Textauszug.
::::

Paris im Jahr 2100. Hier ist es nun durchschnittlich so warm wie 2025 im südfranzösischen Montpellier. In der Stadt an der Mittelmeerküste wiederum herrschen Temperaturen wie 75 Jahre zuvor in Andalusien, der südlichsten Region Spaniens.
Das ist ein keineswegs pessimistisches, sondern ein realistisches Szenario, wenn die Politik ein "Weiter so" fährt. Denn die Welt befindet sich nach UN-Berechnungen auf einem Pfad zu drei Grad Erwärmung zum Ende des Jahrhunderts. Für Frankreich bedeutet das eine um 2,7 Grad höhere Temperatur im Jahr 2050 und um vier Grad für 2100, denn Europa erhitzt sich überdurchschnittlich schnell.
Genau dieses Szenario nimmt die französische Regierung seit zwei Jahren als Referenz, um das Land auf die "tragische Realität" vorzubereiten, wie Umweltministerin Agnès Pannier-Runacher erklärte. "Es gibt keinen Ort auf unserem Territorium, der nicht von der Erderwärmung betroffen ist", sagte sie bei der Vorstellung von Frankreichs drittem nationalem Plan zur Anpassung an den Klimawandel, kurz Pnacc‑3. Das war Mitte März, erwartet worden war der Klimaplan schon zwei Jahre zuvor – unter anderem eine Regierungskrise kam dazwischen.
Nun stehen da 52 Maßnahmen, um die französische Bevölkerung auf die drängendste aller Krisen vorzubereiten, die Folgen des Klimawandels. Küsten, Gebirge und Wälder sowie die Landwirtschaft sollen als die am stärksten betroffenen Gebiete und Sektoren Priorität haben.
Die Ausbildung von Landwirten soll verändert, Studien zur Anpassung von Verkehr und landwirtschaftlichen Betrieben durchgeführt und der Schutz von Arbeitnehmer:innen bei Hitzewellen verstärkt werden.

::::

Rohdaten.

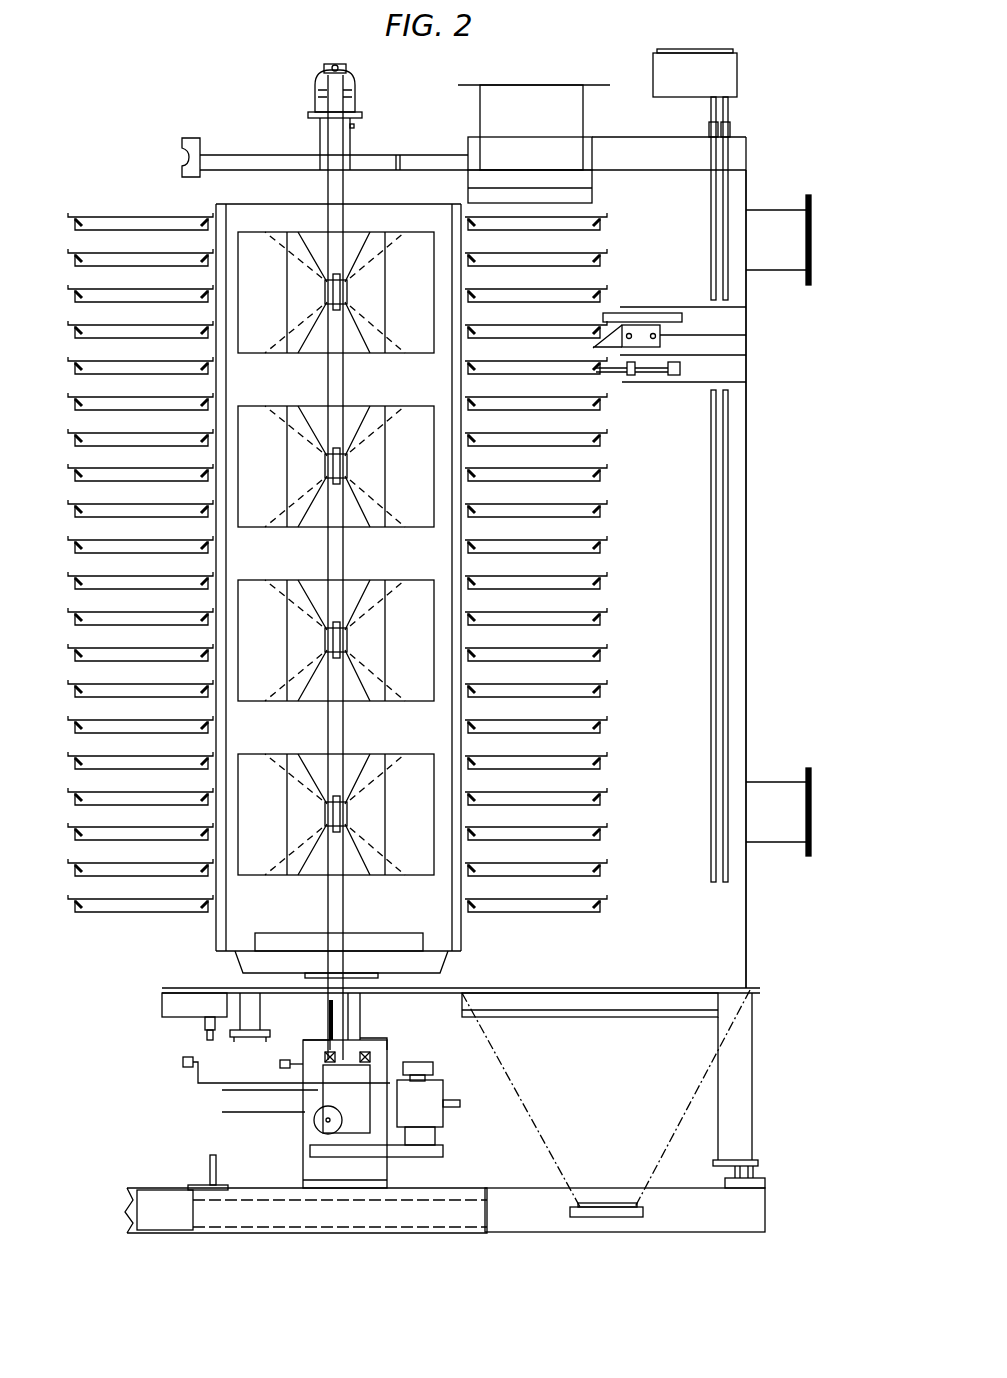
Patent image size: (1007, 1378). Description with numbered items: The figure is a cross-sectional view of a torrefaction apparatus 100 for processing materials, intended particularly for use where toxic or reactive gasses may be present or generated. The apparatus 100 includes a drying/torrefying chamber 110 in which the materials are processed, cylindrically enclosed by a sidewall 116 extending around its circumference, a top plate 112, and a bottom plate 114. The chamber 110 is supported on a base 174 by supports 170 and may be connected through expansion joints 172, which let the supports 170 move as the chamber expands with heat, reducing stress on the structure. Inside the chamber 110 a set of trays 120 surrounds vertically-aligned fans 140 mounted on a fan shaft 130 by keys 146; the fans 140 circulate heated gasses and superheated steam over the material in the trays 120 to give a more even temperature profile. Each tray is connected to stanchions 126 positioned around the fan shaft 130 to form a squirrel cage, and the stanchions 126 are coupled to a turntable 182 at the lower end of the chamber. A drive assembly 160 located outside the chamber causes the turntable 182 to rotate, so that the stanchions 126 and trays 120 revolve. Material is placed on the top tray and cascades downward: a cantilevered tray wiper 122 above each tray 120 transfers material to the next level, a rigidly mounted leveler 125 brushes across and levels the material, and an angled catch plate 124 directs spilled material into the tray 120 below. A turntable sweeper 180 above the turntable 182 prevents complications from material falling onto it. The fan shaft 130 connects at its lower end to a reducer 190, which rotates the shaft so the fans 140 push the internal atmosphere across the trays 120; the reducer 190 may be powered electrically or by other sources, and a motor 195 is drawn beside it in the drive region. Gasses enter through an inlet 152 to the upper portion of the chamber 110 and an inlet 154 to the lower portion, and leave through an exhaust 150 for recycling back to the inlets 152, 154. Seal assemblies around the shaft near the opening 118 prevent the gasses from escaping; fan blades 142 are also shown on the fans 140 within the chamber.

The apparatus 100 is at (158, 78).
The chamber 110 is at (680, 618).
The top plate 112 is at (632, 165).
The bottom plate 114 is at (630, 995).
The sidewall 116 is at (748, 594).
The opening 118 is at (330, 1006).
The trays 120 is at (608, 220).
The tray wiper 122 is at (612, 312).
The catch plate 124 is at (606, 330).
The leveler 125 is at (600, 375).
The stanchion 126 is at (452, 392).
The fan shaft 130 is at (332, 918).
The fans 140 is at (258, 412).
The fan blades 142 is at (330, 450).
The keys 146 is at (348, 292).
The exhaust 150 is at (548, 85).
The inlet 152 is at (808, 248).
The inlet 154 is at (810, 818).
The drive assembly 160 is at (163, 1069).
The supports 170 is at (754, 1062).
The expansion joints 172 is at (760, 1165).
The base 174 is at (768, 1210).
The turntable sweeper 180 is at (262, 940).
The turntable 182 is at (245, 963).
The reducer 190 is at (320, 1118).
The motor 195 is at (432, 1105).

::::

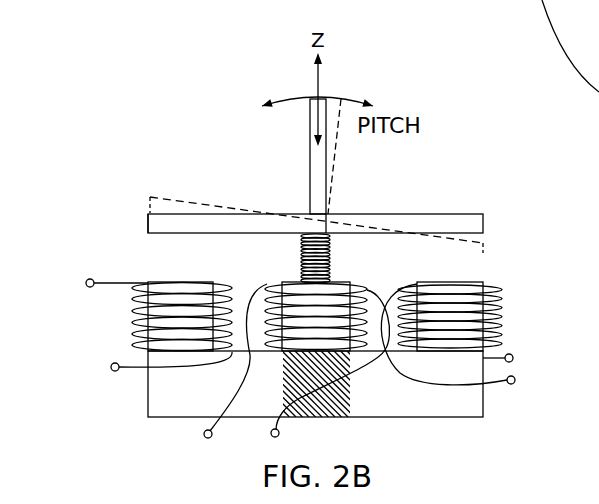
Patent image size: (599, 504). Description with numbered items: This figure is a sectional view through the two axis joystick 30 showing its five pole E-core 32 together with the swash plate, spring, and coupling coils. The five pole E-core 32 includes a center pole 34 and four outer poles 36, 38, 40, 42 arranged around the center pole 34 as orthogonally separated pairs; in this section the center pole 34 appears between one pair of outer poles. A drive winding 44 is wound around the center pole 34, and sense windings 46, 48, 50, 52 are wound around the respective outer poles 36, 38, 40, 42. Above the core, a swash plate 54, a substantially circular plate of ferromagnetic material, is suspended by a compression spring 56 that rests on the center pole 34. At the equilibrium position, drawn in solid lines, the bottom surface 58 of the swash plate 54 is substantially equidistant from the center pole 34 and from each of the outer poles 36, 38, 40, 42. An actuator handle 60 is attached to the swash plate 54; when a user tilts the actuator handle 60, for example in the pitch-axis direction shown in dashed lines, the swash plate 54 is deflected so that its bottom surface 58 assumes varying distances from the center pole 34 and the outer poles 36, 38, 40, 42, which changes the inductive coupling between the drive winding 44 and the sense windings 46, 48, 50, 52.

::::

Aufgabe. Können Sie aus dem Text über Frankreichs Anpassung an den Klimawandel den Abschnitt wortgetreu abschreiben, der bei „Die Ausbildung von“ beginnt und mit „Hitzewellen verstärkt werden.“ endet? Die Datensätze werden hierfür nicht gebraucht.

Antwort.
Die Ausbildung von Landwirten soll verändert, Studien zur Anpassung von Verkehr und landwirtschaftlichen Betrieben durchgeführt und der Schutz von Arbeitnehmer:innen bei Hitzewellen verstärkt werden.